Please format the records from their first line through the line containing "Ellipse shape xyxy=(425,313,483,368)" as a numbered list, with both of those lines included and any blank lines left out.

Box coordinate listings:
[Begin]
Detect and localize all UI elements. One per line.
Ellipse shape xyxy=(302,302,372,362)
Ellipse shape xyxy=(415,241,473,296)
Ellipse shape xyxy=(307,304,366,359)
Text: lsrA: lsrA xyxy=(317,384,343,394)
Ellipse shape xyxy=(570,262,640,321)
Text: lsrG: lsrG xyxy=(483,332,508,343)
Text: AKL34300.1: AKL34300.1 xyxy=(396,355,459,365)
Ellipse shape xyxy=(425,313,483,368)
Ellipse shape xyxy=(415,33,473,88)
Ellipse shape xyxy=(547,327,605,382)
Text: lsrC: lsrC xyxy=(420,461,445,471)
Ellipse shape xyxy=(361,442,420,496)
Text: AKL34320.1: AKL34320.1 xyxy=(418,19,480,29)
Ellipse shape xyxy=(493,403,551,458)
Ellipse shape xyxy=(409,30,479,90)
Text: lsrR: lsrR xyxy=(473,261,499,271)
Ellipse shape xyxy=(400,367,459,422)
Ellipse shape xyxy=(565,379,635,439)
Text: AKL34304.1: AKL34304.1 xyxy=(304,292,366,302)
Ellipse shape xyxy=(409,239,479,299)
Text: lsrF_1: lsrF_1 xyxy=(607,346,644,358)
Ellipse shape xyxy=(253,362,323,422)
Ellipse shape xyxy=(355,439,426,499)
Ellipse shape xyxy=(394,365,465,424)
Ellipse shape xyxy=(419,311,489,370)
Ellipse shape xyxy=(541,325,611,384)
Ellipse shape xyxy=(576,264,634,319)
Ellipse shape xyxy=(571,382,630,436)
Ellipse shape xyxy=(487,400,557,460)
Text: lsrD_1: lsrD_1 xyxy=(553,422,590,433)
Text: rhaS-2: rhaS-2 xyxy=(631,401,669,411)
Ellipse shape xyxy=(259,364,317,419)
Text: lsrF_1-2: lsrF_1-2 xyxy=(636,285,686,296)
[End]
SOLUTION TO THE PROBLEM
1. Detect and localize all UI elements. One per line.
2. Ellipse shape xyxy=(302,302,372,362)
3. Ellipse shape xyxy=(415,241,473,296)
4. Ellipse shape xyxy=(307,304,366,359)
5. Text: lsrA: lsrA xyxy=(317,384,343,394)
6. Ellipse shape xyxy=(570,262,640,321)
7. Text: lsrG: lsrG xyxy=(483,332,508,343)
8. Text: AKL34300.1: AKL34300.1 xyxy=(396,355,459,365)
9. Ellipse shape xyxy=(425,313,483,368)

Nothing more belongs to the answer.